Objective ::
Print the listing as it stands, omitting all images.

Dataset items
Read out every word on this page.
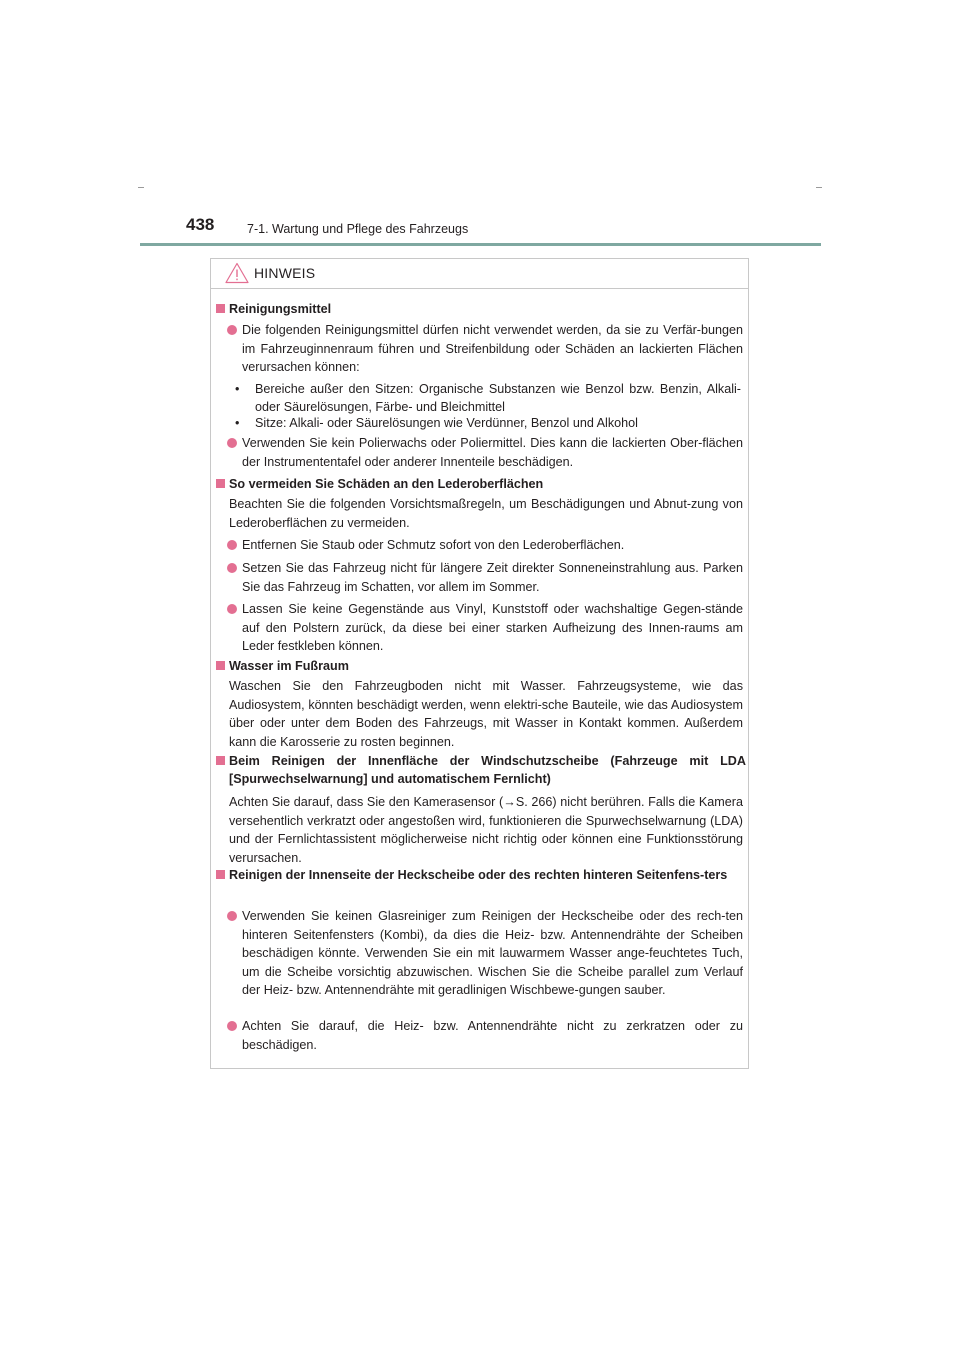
438	7-1. Wartung und Pflege des Fahrzeugs
HINWEIS
Reinigungsmittel
Die folgenden Reinigungsmittel dürfen nicht verwendet werden, da sie zu Verfär-bungen im Fahrzeuginnenraum führen und Streifenbildung oder Schäden an lackierten Flächen verursachen können:
•	Bereiche außer den Sitzen: Organische Substanzen wie Benzol bzw. Benzin, Alkali- oder Säurelösungen, Färbe- und Bleichmittel
•	Sitze: Alkali- oder Säurelösungen wie Verdünner, Benzol und Alkohol
Verwenden Sie kein Polierwachs oder Poliermittel. Dies kann die lackierten Ober-flächen der Instrumententafel oder anderer Innenteile beschädigen.
So vermeiden Sie Schäden an den Lederoberflächen
Beachten Sie die folgenden Vorsichtsmaßregeln, um Beschädigungen und Abnut-zung von Lederoberflächen zu vermeiden.
Entfernen Sie Staub oder Schmutz sofort von den Lederoberflächen.
Setzen Sie das Fahrzeug nicht für längere Zeit direkter Sonneneinstrahlung aus. Parken Sie das Fahrzeug im Schatten, vor allem im Sommer.
Lassen Sie keine Gegenstände aus Vinyl, Kunststoff oder wachshaltige Gegen-stände auf den Polstern zurück, da diese bei einer starken Aufheizung des Innen-raums am Leder festkleben können.
Wasser im Fußraum
Waschen Sie den Fahrzeugboden nicht mit Wasser. Fahrzeugsysteme, wie das Audiosystem, könnten beschädigt werden, wenn elektri-sche Bauteile, wie das Audiosystem über oder unter dem Boden des Fahrzeugs, mit Wasser in Kontakt kommen. Außerdem kann die Karosserie zu rosten beginnen.
Beim Reinigen der Innenfläche der Windschutzscheibe (Fahrzeuge mit LDA [Spurwechselwarnung] und automatischem Fernlicht)
Achten Sie darauf, dass Sie den Kamerasensor (→S. 266) nicht berühren. Falls die Kamera versehentlich verkratzt oder angestoßen wird, funktionieren die Spurwechselwarnung (LDA) und der Fernlichtassistent möglicherweise nicht richtig oder können eine Funktionsstörung verursachen.
Reinigen der Innenseite der Heckscheibe oder des rechten hinteren Seitenfens-ters
Verwenden Sie keinen Glasreiniger zum Reinigen der Heckscheibe oder des rech-ten hinteren Seitenfensters (Kombi), da dies die Heiz- bzw. Antennendrähte der Scheiben beschädigen könnte. Verwenden Sie ein mit lauwarmem Wasser ange-feuchtetes Tuch, um die Scheibe vorsichtig abzuwischen. Wischen Sie die Scheibe parallel zum Verlauf der Heiz- bzw. Antennendrähte mit geradlinigen Wischbewe-gungen sauber.
Achten Sie darauf, die Heiz- bzw. Antennendrähte nicht zu zerkratzen oder zu beschädigen.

Task result ::
Read out every word on this page.
438	7-1. Wartung und Pflege des Fahrzeugs
HINWEIS
Reinigungsmittel
Die folgenden Reinigungsmittel dürfen nicht verwendet werden, da sie zu Verfär-bungen im Fahrzeuginnenraum führen und Streifenbildung oder Schäden an lackierten Flächen verursachen können:
•	Bereiche außer den Sitzen: Organische Substanzen wie Benzol bzw. Benzin, Alkali- oder Säurelösungen, Färbe- und Bleichmittel
•	Sitze: Alkali- oder Säurelösungen wie Verdünner, Benzol und Alkohol
Verwenden Sie kein Polierwachs oder Poliermittel. Dies kann die lackierten Ober-flächen der Instrumententafel oder anderer Innenteile beschädigen.
So vermeiden Sie Schäden an den Lederoberflächen
Beachten Sie die folgenden Vorsichtsmaßregeln, um Beschädigungen und Abnut-zung von Lederoberflächen zu vermeiden.
Entfernen Sie Staub oder Schmutz sofort von den Lederoberflächen.
Setzen Sie das Fahrzeug nicht für längere Zeit direkter Sonneneinstrahlung aus. Parken Sie das Fahrzeug im Schatten, vor allem im Sommer.
Lassen Sie keine Gegenstände aus Vinyl, Kunststoff oder wachshaltige Gegen-stände auf den Polstern zurück, da diese bei einer starken Aufheizung des Innen-raums am Leder festkleben können.
Wasser im Fußraum
Waschen Sie den Fahrzeugboden nicht mit Wasser. Fahrzeugsysteme, wie das Audiosystem, könnten beschädigt werden, wenn elektri-sche Bauteile, wie das Audiosystem über oder unter dem Boden des Fahrzeugs, mit Wasser in Kontakt kommen. Außerdem kann die Karosserie zu rosten beginnen.
Beim Reinigen der Innenfläche der Windschutzscheibe (Fahrzeuge mit LDA [Spurwechselwarnung] und automatischem Fernlicht)
Achten Sie darauf, dass Sie den Kamerasensor (→S. 266) nicht berühren. Falls die Kamera versehentlich verkratzt oder angestoßen wird, funktionieren die Spurwechselwarnung (LDA) und der Fernlichtassistent möglicherweise nicht richtig oder können eine Funktionsstörung verursachen.
Reinigen der Innenseite der Heckscheibe oder des rechten hinteren Seitenfens-ters
Verwenden Sie keinen Glasreiniger zum Reinigen der Heckscheibe oder des rech-ten hinteren Seitenfensters (Kombi), da dies die Heiz- bzw. Antennendrähte der Scheiben beschädigen könnte. Verwenden Sie ein mit lauwarmem Wasser ange-feuchtetes Tuch, um die Scheibe vorsichtig abzuwischen. Wischen Sie die Scheibe parallel zum Verlauf der Heiz- bzw. Antennendrähte mit geradlinigen Wischbewe-gungen sauber.
Achten Sie darauf, die Heiz- bzw. Antennendrähte nicht zu zerkratzen oder zu beschädigen.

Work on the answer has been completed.